■ Problem to work on:
Return every line of the items below without any change.

■ Region boundary data:
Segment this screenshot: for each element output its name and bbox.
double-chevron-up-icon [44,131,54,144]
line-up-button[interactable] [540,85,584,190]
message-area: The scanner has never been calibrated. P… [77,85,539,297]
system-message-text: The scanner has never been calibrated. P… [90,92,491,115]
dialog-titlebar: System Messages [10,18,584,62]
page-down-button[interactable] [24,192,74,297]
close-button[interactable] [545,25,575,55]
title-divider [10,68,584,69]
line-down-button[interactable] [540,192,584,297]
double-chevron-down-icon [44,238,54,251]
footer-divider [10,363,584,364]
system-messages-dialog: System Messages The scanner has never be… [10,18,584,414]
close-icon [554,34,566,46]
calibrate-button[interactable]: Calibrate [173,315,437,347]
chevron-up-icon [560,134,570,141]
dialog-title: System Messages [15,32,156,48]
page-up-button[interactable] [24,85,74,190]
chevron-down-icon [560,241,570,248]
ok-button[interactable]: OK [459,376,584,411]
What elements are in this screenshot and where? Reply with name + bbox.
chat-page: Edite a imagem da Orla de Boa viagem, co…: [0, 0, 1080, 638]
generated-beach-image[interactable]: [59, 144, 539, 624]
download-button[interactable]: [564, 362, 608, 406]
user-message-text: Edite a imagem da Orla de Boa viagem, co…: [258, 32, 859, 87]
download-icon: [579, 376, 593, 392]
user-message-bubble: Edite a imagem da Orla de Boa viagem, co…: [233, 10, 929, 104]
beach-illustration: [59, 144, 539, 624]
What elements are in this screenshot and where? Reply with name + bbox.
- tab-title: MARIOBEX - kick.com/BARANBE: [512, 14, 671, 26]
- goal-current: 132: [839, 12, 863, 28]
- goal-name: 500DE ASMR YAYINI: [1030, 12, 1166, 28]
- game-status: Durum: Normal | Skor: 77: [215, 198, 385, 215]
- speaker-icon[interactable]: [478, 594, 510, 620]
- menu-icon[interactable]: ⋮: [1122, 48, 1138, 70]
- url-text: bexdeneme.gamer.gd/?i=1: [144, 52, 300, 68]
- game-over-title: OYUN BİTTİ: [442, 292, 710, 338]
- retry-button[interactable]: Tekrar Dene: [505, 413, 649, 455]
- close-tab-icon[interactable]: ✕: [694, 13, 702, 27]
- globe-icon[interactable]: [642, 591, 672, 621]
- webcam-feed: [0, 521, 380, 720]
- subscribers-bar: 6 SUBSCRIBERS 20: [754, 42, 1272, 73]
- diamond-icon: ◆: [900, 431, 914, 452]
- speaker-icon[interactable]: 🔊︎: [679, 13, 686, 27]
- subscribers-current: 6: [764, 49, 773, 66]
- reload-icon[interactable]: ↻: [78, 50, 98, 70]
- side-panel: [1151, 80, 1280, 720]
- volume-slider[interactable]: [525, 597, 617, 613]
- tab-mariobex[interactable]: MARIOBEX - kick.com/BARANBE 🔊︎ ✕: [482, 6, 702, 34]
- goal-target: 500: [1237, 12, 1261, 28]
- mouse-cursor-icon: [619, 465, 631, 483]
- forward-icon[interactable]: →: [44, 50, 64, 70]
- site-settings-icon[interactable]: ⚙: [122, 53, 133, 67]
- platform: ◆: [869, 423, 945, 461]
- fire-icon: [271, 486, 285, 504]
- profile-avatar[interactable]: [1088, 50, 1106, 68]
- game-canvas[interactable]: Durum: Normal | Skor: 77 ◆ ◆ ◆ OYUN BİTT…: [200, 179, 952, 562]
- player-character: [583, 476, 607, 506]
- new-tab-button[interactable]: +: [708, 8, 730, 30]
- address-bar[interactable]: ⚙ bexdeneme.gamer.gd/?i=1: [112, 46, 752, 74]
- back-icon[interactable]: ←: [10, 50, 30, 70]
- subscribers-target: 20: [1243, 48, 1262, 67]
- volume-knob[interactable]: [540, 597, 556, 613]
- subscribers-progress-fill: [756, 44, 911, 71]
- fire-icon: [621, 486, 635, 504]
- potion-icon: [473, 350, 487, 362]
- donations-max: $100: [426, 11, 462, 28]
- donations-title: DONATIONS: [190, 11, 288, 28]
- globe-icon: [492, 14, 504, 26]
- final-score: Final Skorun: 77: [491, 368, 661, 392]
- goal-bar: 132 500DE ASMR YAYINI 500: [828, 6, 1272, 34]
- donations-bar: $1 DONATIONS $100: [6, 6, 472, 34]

■ Full response:
Segment this screenshot: for each element output its name and bbox.
double-chevron-up-icon [44,131,54,144]
line-up-button[interactable] [540,85,584,190]
message-area: The scanner has never been calibrated. P… [77,85,539,297]
system-message-text: The scanner has never been calibrated. P… [90,92,491,115]
dialog-titlebar: System Messages [10,18,584,62]
page-down-button[interactable] [24,192,74,297]
close-button[interactable] [545,25,575,55]
title-divider [10,68,584,69]
line-down-button[interactable] [540,192,584,297]
double-chevron-down-icon [44,238,54,251]
footer-divider [10,363,584,364]
system-messages-dialog: System Messages The scanner has never be… [10,18,584,414]
close-icon [554,34,566,46]
calibrate-button[interactable]: Calibrate [173,315,437,347]
chevron-up-icon [560,134,570,141]
dialog-title: System Messages [15,32,156,48]
page-up-button[interactable] [24,85,74,190]
chevron-down-icon [560,241,570,248]
ok-button[interactable]: OK [459,376,584,411]
What elements are in this screenshot and where? Reply with name + bbox.
chat-page: Edite a imagem da Orla de Boa viagem, co…: [0, 0, 1080, 638]
generated-beach-image[interactable]: [59, 144, 539, 624]
download-button[interactable]: [564, 362, 608, 406]
user-message-text: Edite a imagem da Orla de Boa viagem, co…: [258, 32, 859, 87]
download-icon: [579, 376, 593, 392]
user-message-bubble: Edite a imagem da Orla de Boa viagem, co…: [233, 10, 929, 104]
beach-illustration: [59, 144, 539, 624]
What elements are in this screenshot and where? Reply with name + bbox.
- tab-title: MARIOBEX - kick.com/BARANBE: [512, 14, 671, 26]
- goal-current: 132: [839, 12, 863, 28]
- goal-name: 500DE ASMR YAYINI: [1030, 12, 1166, 28]
- game-status: Durum: Normal | Skor: 77: [215, 198, 385, 215]
- speaker-icon[interactable]: [478, 594, 510, 620]
- menu-icon[interactable]: ⋮: [1122, 48, 1138, 70]
- url-text: bexdeneme.gamer.gd/?i=1: [144, 52, 300, 68]
- game-over-title: OYUN BİTTİ: [442, 292, 710, 338]
- retry-button[interactable]: Tekrar Dene: [505, 413, 649, 455]
- close-tab-icon[interactable]: ✕: [694, 13, 702, 27]
- globe-icon[interactable]: [642, 591, 672, 621]
- webcam-feed: [0, 521, 380, 720]
- subscribers-bar: 6 SUBSCRIBERS 20: [754, 42, 1272, 73]
- diamond-icon: ◆: [900, 431, 914, 452]
- speaker-icon[interactable]: 🔊︎: [679, 13, 686, 27]
- subscribers-current: 6: [764, 49, 773, 66]
- reload-icon[interactable]: ↻: [78, 50, 98, 70]
- side-panel: [1151, 80, 1280, 720]
- volume-slider[interactable]: [525, 597, 617, 613]
- tab-mariobex[interactable]: MARIOBEX - kick.com/BARANBE 🔊︎ ✕: [482, 6, 702, 34]
- goal-target: 500: [1237, 12, 1261, 28]
- mouse-cursor-icon: [619, 465, 631, 483]
- forward-icon[interactable]: →: [44, 50, 64, 70]
- site-settings-icon[interactable]: ⚙: [122, 53, 133, 67]
- platform: ◆: [869, 423, 945, 461]
- fire-icon: [271, 486, 285, 504]
- profile-avatar[interactable]: [1088, 50, 1106, 68]
- game-canvas[interactable]: Durum: Normal | Skor: 77 ◆ ◆ ◆ OYUN BİTT…: [200, 179, 952, 562]
- player-character: [583, 476, 607, 506]
- new-tab-button[interactable]: +: [708, 8, 730, 30]
- address-bar[interactable]: ⚙ bexdeneme.gamer.gd/?i=1: [112, 46, 752, 74]
- back-icon[interactable]: ←: [10, 50, 30, 70]
- subscribers-target: 20: [1243, 48, 1262, 67]
- volume-knob[interactable]: [540, 597, 556, 613]
- subscribers-progress-fill: [756, 44, 911, 71]
- fire-icon: [621, 486, 635, 504]
- potion-icon: [473, 350, 487, 362]
- donations-max: $100: [426, 11, 462, 28]
- donations-title: DONATIONS: [190, 11, 288, 28]
- globe-icon: [492, 14, 504, 26]
- final-score: Final Skorun: 77: [491, 368, 661, 392]
- goal-bar: 132 500DE ASMR YAYINI 500: [828, 6, 1272, 34]
- donations-bar: $1 DONATIONS $100: [6, 6, 472, 34]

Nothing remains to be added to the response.